* Problem statement:
Search the data below for "Ctrl"; list each line that holds it.

[Dataset records]
..........

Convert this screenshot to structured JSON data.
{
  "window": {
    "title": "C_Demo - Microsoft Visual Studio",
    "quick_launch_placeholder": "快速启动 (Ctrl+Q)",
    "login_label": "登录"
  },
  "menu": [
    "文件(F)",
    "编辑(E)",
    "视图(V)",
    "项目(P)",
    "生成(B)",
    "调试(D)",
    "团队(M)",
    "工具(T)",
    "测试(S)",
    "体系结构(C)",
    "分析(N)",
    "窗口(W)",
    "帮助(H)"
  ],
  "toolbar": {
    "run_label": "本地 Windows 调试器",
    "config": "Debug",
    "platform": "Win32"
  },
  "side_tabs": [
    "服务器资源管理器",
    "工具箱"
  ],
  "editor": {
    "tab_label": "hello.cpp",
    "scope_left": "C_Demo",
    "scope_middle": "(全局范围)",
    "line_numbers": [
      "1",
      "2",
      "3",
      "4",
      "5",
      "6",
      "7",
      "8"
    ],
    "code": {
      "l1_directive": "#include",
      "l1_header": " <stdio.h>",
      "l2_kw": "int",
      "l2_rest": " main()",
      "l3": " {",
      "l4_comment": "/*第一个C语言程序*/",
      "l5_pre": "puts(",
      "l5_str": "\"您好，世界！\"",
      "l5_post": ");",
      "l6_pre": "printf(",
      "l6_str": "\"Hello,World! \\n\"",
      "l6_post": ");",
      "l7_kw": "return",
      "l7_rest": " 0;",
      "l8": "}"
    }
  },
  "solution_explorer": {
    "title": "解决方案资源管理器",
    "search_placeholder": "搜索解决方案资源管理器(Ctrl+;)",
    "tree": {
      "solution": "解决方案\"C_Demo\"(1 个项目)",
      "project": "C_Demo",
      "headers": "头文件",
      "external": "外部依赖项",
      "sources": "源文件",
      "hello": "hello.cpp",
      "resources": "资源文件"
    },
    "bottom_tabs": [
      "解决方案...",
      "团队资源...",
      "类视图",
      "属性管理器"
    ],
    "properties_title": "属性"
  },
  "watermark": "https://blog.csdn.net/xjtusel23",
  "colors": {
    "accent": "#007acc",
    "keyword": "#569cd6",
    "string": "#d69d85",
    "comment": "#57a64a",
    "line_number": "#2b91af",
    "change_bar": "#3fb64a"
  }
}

..........

* Final answer:
    "quick_launch_placeholder": "快速启动 (Ctrl+Q)",
    "search_placeholder": "搜索解决方案资源管理器(Ctrl+;)",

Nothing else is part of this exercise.